Task goal :: In the entries below, identify every line with the string "ADBE" and copy it.

Record extracts ::
──────

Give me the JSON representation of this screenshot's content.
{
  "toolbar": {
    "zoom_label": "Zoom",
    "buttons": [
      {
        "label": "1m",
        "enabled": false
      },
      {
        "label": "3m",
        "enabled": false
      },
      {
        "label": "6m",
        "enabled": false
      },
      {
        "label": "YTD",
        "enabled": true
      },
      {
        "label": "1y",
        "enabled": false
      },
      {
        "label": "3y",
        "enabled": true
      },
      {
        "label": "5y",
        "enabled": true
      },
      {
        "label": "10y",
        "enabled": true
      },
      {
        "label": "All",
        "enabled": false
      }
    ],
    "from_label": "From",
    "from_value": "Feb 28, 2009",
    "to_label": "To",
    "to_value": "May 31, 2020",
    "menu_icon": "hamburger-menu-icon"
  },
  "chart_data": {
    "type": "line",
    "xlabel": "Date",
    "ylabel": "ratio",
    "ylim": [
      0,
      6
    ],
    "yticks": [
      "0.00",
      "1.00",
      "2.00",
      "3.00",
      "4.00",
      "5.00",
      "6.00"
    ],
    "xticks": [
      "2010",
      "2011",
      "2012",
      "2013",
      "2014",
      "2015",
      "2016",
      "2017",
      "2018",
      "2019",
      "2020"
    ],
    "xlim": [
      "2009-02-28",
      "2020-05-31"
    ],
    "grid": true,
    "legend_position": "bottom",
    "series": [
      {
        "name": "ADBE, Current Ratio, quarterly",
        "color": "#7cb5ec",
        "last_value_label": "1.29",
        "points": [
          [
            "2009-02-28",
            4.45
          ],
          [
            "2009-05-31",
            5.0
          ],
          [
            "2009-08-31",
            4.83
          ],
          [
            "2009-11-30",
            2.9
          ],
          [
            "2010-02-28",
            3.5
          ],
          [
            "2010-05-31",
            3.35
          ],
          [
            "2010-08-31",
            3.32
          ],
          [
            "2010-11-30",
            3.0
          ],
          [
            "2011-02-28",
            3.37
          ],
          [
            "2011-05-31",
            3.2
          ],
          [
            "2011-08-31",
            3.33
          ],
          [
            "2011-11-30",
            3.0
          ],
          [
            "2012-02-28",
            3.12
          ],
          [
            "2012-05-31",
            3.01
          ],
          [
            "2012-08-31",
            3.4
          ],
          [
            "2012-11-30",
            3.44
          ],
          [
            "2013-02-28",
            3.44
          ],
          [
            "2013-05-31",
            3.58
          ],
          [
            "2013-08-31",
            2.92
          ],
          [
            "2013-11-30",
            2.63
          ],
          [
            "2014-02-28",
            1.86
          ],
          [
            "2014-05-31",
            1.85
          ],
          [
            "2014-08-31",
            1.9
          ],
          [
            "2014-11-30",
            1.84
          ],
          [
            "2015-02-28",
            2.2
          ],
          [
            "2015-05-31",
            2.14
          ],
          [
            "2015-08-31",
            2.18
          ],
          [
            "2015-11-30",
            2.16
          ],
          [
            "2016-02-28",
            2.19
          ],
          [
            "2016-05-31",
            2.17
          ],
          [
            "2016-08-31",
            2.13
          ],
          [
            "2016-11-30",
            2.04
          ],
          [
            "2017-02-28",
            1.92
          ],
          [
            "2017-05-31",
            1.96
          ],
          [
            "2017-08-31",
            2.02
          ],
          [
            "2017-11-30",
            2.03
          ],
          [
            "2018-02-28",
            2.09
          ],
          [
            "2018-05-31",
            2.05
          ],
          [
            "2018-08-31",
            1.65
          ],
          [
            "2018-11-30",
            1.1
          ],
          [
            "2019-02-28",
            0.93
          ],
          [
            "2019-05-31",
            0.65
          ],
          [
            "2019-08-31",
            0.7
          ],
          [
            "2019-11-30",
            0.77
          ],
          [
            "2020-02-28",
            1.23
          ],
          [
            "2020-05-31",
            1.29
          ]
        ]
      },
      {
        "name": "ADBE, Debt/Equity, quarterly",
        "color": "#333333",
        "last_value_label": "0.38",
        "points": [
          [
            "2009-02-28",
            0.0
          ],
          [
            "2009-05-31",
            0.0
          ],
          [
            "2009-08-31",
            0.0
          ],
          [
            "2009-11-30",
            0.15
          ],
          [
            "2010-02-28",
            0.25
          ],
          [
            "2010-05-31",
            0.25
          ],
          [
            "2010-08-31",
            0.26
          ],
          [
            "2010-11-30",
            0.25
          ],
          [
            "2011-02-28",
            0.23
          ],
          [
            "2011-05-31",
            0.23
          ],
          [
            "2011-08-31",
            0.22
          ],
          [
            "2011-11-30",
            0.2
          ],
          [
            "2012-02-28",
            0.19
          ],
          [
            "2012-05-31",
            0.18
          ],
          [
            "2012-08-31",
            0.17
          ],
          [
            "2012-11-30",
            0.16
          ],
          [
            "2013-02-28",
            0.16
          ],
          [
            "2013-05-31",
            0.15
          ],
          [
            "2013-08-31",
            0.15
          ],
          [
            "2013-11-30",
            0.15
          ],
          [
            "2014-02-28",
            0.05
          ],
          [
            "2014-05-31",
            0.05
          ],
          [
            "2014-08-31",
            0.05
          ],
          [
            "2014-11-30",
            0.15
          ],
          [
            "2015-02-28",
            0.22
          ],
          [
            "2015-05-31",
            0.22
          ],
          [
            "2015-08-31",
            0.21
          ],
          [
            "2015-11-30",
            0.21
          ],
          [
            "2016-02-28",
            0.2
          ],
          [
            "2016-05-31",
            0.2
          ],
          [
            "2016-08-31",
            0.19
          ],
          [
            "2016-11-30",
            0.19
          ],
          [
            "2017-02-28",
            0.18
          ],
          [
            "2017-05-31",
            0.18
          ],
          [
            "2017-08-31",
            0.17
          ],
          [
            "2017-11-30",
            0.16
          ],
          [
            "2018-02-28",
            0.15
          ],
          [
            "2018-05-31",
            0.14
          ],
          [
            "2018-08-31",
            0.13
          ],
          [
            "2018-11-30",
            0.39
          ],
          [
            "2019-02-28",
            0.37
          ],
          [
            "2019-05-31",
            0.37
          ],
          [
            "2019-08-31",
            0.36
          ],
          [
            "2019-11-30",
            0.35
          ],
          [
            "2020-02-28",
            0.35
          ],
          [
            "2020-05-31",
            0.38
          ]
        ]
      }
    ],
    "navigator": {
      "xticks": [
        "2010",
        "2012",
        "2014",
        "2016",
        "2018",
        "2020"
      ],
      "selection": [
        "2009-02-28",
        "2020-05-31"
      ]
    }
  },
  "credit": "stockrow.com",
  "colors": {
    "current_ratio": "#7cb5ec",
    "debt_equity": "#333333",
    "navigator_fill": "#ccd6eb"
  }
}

──────

Exercise answer ::
        "name": "ADBE, Current Ratio, quarterly",
        "name": "ADBE, Debt/Equity, quarterly",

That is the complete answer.